> [Task goal]: Scan the data. Collect each line that contains the word "icon".

> [Information provided]:
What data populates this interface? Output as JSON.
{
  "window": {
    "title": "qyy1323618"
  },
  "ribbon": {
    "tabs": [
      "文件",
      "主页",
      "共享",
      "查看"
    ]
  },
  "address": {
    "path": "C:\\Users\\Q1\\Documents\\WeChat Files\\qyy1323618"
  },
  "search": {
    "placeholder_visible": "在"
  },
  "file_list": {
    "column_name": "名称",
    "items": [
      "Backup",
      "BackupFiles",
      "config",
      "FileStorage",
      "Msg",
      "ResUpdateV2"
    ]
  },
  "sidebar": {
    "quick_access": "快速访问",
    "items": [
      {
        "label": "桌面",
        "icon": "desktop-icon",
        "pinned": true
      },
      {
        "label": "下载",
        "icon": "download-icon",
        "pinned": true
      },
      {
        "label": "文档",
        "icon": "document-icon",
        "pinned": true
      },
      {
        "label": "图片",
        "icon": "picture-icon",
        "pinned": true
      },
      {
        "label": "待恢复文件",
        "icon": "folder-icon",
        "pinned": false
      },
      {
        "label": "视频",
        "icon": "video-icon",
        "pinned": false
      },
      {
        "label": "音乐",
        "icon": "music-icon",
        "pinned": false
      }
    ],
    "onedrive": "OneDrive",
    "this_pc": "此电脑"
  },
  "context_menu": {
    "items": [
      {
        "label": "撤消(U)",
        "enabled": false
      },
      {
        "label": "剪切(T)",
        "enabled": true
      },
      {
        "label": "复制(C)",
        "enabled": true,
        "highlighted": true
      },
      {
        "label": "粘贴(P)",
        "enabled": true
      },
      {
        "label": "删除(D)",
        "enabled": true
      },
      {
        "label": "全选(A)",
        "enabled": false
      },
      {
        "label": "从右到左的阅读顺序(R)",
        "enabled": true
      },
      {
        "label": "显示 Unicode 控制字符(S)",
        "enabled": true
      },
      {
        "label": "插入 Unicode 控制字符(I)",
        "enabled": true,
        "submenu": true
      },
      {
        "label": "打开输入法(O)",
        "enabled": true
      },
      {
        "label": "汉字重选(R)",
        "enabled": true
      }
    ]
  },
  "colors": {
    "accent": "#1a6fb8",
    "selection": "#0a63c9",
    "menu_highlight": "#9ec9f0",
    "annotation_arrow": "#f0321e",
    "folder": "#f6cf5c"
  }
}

> [Correct output]:
        "icon": "desktop-icon",
        "icon": "download-icon",
        "icon": "document-icon",
        "icon": "picture-icon",
        "icon": "folder-icon",
        "icon": "video-icon",
        "icon": "music-icon",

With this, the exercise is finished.